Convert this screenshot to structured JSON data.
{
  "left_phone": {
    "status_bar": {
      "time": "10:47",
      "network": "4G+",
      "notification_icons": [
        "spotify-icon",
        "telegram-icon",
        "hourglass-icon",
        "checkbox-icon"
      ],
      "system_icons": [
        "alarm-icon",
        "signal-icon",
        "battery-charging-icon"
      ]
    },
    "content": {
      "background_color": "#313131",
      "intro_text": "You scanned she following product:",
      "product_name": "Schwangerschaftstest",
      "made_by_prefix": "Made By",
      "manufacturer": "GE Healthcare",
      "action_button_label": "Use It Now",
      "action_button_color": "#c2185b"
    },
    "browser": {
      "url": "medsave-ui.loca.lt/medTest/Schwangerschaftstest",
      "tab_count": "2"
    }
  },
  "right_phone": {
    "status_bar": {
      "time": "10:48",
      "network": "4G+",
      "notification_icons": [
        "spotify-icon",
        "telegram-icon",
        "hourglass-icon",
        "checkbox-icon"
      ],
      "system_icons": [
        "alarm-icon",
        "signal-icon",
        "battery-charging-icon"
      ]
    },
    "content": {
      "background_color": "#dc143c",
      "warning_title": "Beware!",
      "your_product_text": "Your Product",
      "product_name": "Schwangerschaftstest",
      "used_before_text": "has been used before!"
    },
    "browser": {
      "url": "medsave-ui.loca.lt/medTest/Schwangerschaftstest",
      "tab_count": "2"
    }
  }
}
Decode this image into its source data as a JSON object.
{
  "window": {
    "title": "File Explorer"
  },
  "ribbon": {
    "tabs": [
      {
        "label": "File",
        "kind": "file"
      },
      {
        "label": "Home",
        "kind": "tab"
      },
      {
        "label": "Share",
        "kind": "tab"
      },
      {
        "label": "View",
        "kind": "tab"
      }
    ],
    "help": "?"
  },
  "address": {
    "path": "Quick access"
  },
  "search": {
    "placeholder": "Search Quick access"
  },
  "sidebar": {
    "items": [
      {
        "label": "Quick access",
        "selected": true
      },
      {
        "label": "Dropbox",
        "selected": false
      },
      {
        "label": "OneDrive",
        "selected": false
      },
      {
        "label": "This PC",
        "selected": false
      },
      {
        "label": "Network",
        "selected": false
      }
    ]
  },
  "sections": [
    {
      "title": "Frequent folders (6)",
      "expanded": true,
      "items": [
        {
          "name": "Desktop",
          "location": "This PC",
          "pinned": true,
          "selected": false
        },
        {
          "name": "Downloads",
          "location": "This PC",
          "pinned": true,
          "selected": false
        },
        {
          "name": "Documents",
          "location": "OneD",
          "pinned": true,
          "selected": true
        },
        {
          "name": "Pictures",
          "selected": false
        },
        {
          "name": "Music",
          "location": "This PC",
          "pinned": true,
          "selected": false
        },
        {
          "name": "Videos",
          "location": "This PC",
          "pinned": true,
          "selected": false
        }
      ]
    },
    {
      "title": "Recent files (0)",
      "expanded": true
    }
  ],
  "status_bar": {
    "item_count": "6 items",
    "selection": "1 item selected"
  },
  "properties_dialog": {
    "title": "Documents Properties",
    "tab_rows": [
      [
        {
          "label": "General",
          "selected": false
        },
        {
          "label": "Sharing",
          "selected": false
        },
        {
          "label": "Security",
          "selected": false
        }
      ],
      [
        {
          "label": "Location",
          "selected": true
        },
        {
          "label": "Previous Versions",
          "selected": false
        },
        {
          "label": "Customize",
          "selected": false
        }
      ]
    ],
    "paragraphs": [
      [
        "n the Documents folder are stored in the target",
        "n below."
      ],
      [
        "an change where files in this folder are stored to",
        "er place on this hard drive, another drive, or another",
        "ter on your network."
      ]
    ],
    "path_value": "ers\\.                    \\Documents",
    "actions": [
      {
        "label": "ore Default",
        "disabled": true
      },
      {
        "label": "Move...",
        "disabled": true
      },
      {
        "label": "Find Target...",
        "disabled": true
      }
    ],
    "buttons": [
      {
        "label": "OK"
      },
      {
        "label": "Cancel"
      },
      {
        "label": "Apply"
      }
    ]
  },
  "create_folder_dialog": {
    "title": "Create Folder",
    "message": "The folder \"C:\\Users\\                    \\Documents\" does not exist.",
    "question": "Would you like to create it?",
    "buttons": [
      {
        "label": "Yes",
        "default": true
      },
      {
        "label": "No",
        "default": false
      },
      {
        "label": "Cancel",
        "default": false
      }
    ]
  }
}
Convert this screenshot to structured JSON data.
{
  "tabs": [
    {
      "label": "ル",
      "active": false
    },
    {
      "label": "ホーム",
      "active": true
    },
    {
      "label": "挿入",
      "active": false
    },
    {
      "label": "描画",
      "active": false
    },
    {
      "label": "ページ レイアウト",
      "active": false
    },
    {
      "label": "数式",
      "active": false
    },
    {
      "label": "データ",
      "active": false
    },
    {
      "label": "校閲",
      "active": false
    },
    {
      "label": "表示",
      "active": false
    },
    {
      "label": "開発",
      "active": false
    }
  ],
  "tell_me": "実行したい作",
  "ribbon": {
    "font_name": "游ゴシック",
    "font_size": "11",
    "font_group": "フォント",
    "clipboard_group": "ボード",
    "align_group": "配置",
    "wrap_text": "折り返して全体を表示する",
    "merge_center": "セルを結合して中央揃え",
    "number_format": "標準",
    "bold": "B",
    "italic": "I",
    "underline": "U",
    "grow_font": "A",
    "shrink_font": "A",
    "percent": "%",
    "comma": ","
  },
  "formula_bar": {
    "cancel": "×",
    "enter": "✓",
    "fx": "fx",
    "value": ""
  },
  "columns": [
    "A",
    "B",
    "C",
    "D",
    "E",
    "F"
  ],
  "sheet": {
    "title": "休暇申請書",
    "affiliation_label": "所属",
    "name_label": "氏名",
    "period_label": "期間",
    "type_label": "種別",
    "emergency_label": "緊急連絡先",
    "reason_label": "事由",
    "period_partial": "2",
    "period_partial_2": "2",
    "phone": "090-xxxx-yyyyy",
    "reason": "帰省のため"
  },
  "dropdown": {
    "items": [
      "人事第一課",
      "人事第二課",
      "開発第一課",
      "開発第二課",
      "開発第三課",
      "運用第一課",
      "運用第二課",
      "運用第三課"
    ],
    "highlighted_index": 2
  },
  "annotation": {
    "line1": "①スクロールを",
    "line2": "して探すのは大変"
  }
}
——
List all lines where "access" occurs.

    "path": "Quick access"
    "placeholder": "Search Quick access"
        "label": "Quick access",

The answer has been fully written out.